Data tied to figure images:
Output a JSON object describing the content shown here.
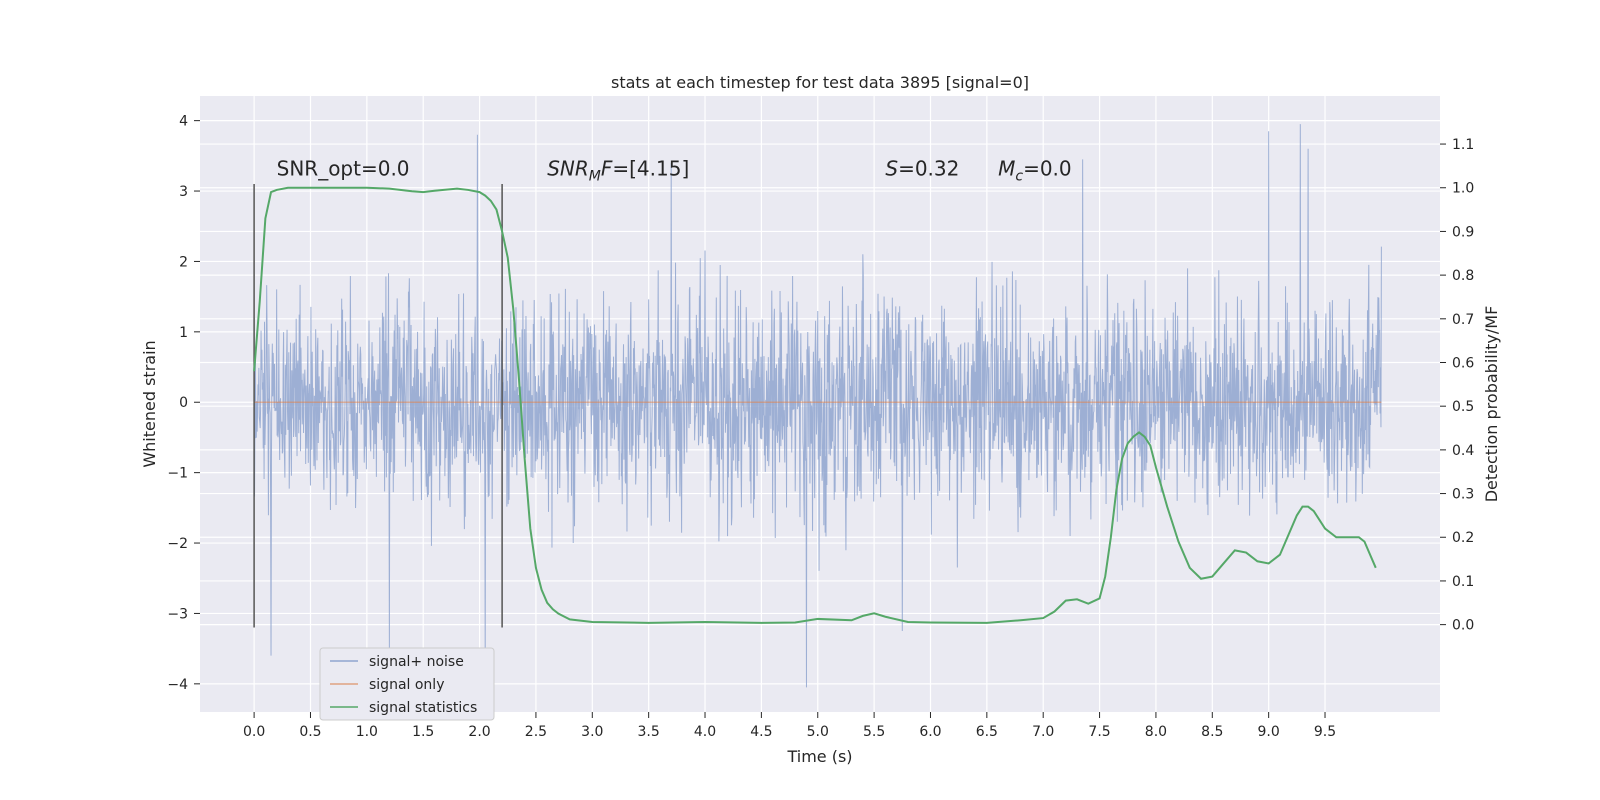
{
  "chart_data": {
    "type": "line",
    "title": "stats at each timestep for test data 3895 [signal=0]",
    "xlabel": "Time (s)",
    "ylabel_left": "Whitened strain",
    "ylabel_right": "Detection probability/MF",
    "xlim": [
      -0.48,
      10.52
    ],
    "ylim_left": [
      -4.4,
      4.35
    ],
    "ylim_right": [
      -0.2,
      1.21
    ],
    "x_ticks": [
      "0.0",
      "0.5",
      "1.0",
      "1.5",
      "2.0",
      "2.5",
      "3.0",
      "3.5",
      "4.0",
      "4.5",
      "5.0",
      "5.5",
      "6.0",
      "6.5",
      "7.0",
      "7.5",
      "8.0",
      "8.5",
      "9.0",
      "9.5"
    ],
    "y_ticks_left": [
      "4",
      "3",
      "2",
      "1",
      "0",
      "−1",
      "−2",
      "−3",
      "−4"
    ],
    "y_ticks_right": [
      "1.1",
      "1.0",
      "0.9",
      "0.8",
      "0.7",
      "0.6",
      "0.5",
      "0.4",
      "0.3",
      "0.2",
      "0.1",
      "0.0"
    ],
    "grid": true,
    "legend_position": "lower-left",
    "background": "#eaeaf2",
    "series": [
      {
        "name": "signal+ noise",
        "color": "#8fa5cf",
        "x_range": [
          0.0,
          10.0
        ],
        "noise_band": {
          "typical_peak": 2.5,
          "max": 3.95,
          "min": -4.05
        },
        "spikes": [
          {
            "x": 0.15,
            "y": -3.6
          },
          {
            "x": 1.2,
            "y": -3.5
          },
          {
            "x": 1.98,
            "y": 3.8
          },
          {
            "x": 2.05,
            "y": -3.75
          },
          {
            "x": 4.9,
            "y": -4.05
          },
          {
            "x": 5.75,
            "y": -3.25
          },
          {
            "x": 9.0,
            "y": 3.85
          },
          {
            "x": 9.28,
            "y": 3.95
          },
          {
            "x": 9.35,
            "y": 3.6
          },
          {
            "x": 7.35,
            "y": 3.45
          },
          {
            "x": 3.7,
            "y": 3.4
          }
        ]
      },
      {
        "name": "signal only",
        "color": "#dd8452",
        "x": [
          0.0,
          10.0
        ],
        "y": [
          0.0,
          0.0
        ]
      },
      {
        "name": "signal statistics",
        "color": "#55a868",
        "axis": "right",
        "x": [
          0.0,
          0.05,
          0.1,
          0.15,
          0.2,
          0.3,
          0.5,
          0.8,
          1.0,
          1.2,
          1.4,
          1.5,
          1.6,
          1.8,
          1.9,
          2.0,
          2.05,
          2.1,
          2.15,
          2.2,
          2.25,
          2.3,
          2.35,
          2.4,
          2.45,
          2.5,
          2.55,
          2.6,
          2.65,
          2.7,
          2.8,
          3.0,
          3.5,
          4.0,
          4.5,
          4.8,
          5.0,
          5.3,
          5.4,
          5.5,
          5.6,
          5.8,
          6.0,
          6.5,
          6.8,
          7.0,
          7.1,
          7.2,
          7.3,
          7.4,
          7.5,
          7.55,
          7.6,
          7.65,
          7.7,
          7.75,
          7.8,
          7.85,
          7.9,
          7.95,
          8.0,
          8.1,
          8.2,
          8.3,
          8.4,
          8.5,
          8.6,
          8.7,
          8.8,
          8.9,
          9.0,
          9.1,
          9.2,
          9.25,
          9.3,
          9.35,
          9.4,
          9.5,
          9.6,
          9.7,
          9.8,
          9.85,
          9.9,
          9.95
        ],
        "y": [
          0.58,
          0.74,
          0.93,
          0.99,
          0.995,
          1.0,
          1.0,
          1.0,
          1.0,
          0.998,
          0.992,
          0.99,
          0.993,
          0.998,
          0.995,
          0.99,
          0.982,
          0.97,
          0.95,
          0.9,
          0.84,
          0.72,
          0.56,
          0.38,
          0.22,
          0.13,
          0.08,
          0.05,
          0.035,
          0.025,
          0.012,
          0.006,
          0.004,
          0.006,
          0.004,
          0.005,
          0.013,
          0.01,
          0.02,
          0.026,
          0.018,
          0.006,
          0.005,
          0.004,
          0.01,
          0.015,
          0.03,
          0.055,
          0.058,
          0.048,
          0.06,
          0.11,
          0.2,
          0.31,
          0.38,
          0.415,
          0.43,
          0.44,
          0.43,
          0.41,
          0.36,
          0.27,
          0.19,
          0.13,
          0.105,
          0.11,
          0.14,
          0.17,
          0.165,
          0.145,
          0.14,
          0.16,
          0.22,
          0.25,
          0.27,
          0.27,
          0.26,
          0.22,
          0.2,
          0.2,
          0.2,
          0.19,
          0.16,
          0.13
        ]
      }
    ],
    "vlines": [
      {
        "x": 0.0,
        "y0": -3.2,
        "y1": 3.1
      },
      {
        "x": 2.2,
        "y0": -3.2,
        "y1": 3.1
      }
    ],
    "annotations": [
      {
        "id": "snr-opt",
        "x": 0.2,
        "y": 3.22,
        "parts": [
          {
            "t": "SNR_opt=0.0",
            "style": "normal"
          }
        ]
      },
      {
        "id": "snr-mf",
        "x": 2.6,
        "y": 3.22,
        "parts": [
          {
            "t": "SNR",
            "style": "italic"
          },
          {
            "t": "MF",
            "style": "italic-sub-M"
          },
          {
            "t": "=[4.15]",
            "style": "normal"
          }
        ]
      },
      {
        "id": "s-val",
        "x": 5.6,
        "y": 3.22,
        "parts": [
          {
            "t": "S",
            "style": "italic"
          },
          {
            "t": "=0.32",
            "style": "normal"
          }
        ]
      },
      {
        "id": "mc-val",
        "x": 6.6,
        "y": 3.22,
        "parts": [
          {
            "t": "M",
            "style": "italic"
          },
          {
            "t": "c",
            "style": "italic-sub"
          },
          {
            "t": "=0.0",
            "style": "normal"
          }
        ]
      }
    ]
  }
}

▶ Task directions
Output, exactly, all the records above; include no pictures.

▶ Result
Output a JSON object describing the content shown here.
{
  "chart_data": {
    "type": "line",
    "title": "stats at each timestep for test data 3895 [signal=0]",
    "xlabel": "Time (s)",
    "ylabel_left": "Whitened strain",
    "ylabel_right": "Detection probability/MF",
    "xlim": [
      -0.48,
      10.52
    ],
    "ylim_left": [
      -4.4,
      4.35
    ],
    "ylim_right": [
      -0.2,
      1.21
    ],
    "x_ticks": [
      "0.0",
      "0.5",
      "1.0",
      "1.5",
      "2.0",
      "2.5",
      "3.0",
      "3.5",
      "4.0",
      "4.5",
      "5.0",
      "5.5",
      "6.0",
      "6.5",
      "7.0",
      "7.5",
      "8.0",
      "8.5",
      "9.0",
      "9.5"
    ],
    "y_ticks_left": [
      "4",
      "3",
      "2",
      "1",
      "0",
      "−1",
      "−2",
      "−3",
      "−4"
    ],
    "y_ticks_right": [
      "1.1",
      "1.0",
      "0.9",
      "0.8",
      "0.7",
      "0.6",
      "0.5",
      "0.4",
      "0.3",
      "0.2",
      "0.1",
      "0.0"
    ],
    "grid": true,
    "legend_position": "lower-left",
    "background": "#eaeaf2",
    "series": [
      {
        "name": "signal+ noise",
        "color": "#8fa5cf",
        "x_range": [
          0.0,
          10.0
        ],
        "noise_band": {
          "typical_peak": 2.5,
          "max": 3.95,
          "min": -4.05
        },
        "spikes": [
          {
            "x": 0.15,
            "y": -3.6
          },
          {
            "x": 1.2,
            "y": -3.5
          },
          {
            "x": 1.98,
            "y": 3.8
          },
          {
            "x": 2.05,
            "y": -3.75
          },
          {
            "x": 4.9,
            "y": -4.05
          },
          {
            "x": 5.75,
            "y": -3.25
          },
          {
            "x": 9.0,
            "y": 3.85
          },
          {
            "x": 9.28,
            "y": 3.95
          },
          {
            "x": 9.35,
            "y": 3.6
          },
          {
            "x": 7.35,
            "y": 3.45
          },
          {
            "x": 3.7,
            "y": 3.4
          }
        ]
      },
      {
        "name": "signal only",
        "color": "#dd8452",
        "x": [
          0.0,
          10.0
        ],
        "y": [
          0.0,
          0.0
        ]
      },
      {
        "name": "signal statistics",
        "color": "#55a868",
        "axis": "right",
        "x": [
          0.0,
          0.05,
          0.1,
          0.15,
          0.2,
          0.3,
          0.5,
          0.8,
          1.0,
          1.2,
          1.4,
          1.5,
          1.6,
          1.8,
          1.9,
          2.0,
          2.05,
          2.1,
          2.15,
          2.2,
          2.25,
          2.3,
          2.35,
          2.4,
          2.45,
          2.5,
          2.55,
          2.6,
          2.65,
          2.7,
          2.8,
          3.0,
          3.5,
          4.0,
          4.5,
          4.8,
          5.0,
          5.3,
          5.4,
          5.5,
          5.6,
          5.8,
          6.0,
          6.5,
          6.8,
          7.0,
          7.1,
          7.2,
          7.3,
          7.4,
          7.5,
          7.55,
          7.6,
          7.65,
          7.7,
          7.75,
          7.8,
          7.85,
          7.9,
          7.95,
          8.0,
          8.1,
          8.2,
          8.3,
          8.4,
          8.5,
          8.6,
          8.7,
          8.8,
          8.9,
          9.0,
          9.1,
          9.2,
          9.25,
          9.3,
          9.35,
          9.4,
          9.5,
          9.6,
          9.7,
          9.8,
          9.85,
          9.9,
          9.95
        ],
        "y": [
          0.58,
          0.74,
          0.93,
          0.99,
          0.995,
          1.0,
          1.0,
          1.0,
          1.0,
          0.998,
          0.992,
          0.99,
          0.993,
          0.998,
          0.995,
          0.99,
          0.982,
          0.97,
          0.95,
          0.9,
          0.84,
          0.72,
          0.56,
          0.38,
          0.22,
          0.13,
          0.08,
          0.05,
          0.035,
          0.025,
          0.012,
          0.006,
          0.004,
          0.006,
          0.004,
          0.005,
          0.013,
          0.01,
          0.02,
          0.026,
          0.018,
          0.006,
          0.005,
          0.004,
          0.01,
          0.015,
          0.03,
          0.055,
          0.058,
          0.048,
          0.06,
          0.11,
          0.2,
          0.31,
          0.38,
          0.415,
          0.43,
          0.44,
          0.43,
          0.41,
          0.36,
          0.27,
          0.19,
          0.13,
          0.105,
          0.11,
          0.14,
          0.17,
          0.165,
          0.145,
          0.14,
          0.16,
          0.22,
          0.25,
          0.27,
          0.27,
          0.26,
          0.22,
          0.2,
          0.2,
          0.2,
          0.19,
          0.16,
          0.13
        ]
      }
    ],
    "vlines": [
      {
        "x": 0.0,
        "y0": -3.2,
        "y1": 3.1
      },
      {
        "x": 2.2,
        "y0": -3.2,
        "y1": 3.1
      }
    ],
    "annotations": [
      {
        "id": "snr-opt",
        "x": 0.2,
        "y": 3.22,
        "parts": [
          {
            "t": "SNR_opt=0.0",
            "style": "normal"
          }
        ]
      },
      {
        "id": "snr-mf",
        "x": 2.6,
        "y": 3.22,
        "parts": [
          {
            "t": "SNR",
            "style": "italic"
          },
          {
            "t": "MF",
            "style": "italic-sub-M"
          },
          {
            "t": "=[4.15]",
            "style": "normal"
          }
        ]
      },
      {
        "id": "s-val",
        "x": 5.6,
        "y": 3.22,
        "parts": [
          {
            "t": "S",
            "style": "italic"
          },
          {
            "t": "=0.32",
            "style": "normal"
          }
        ]
      },
      {
        "id": "mc-val",
        "x": 6.6,
        "y": 3.22,
        "parts": [
          {
            "t": "M",
            "style": "italic"
          },
          {
            "t": "c",
            "style": "italic-sub"
          },
          {
            "t": "=0.0",
            "style": "normal"
          }
        ]
      }
    ]
  }
}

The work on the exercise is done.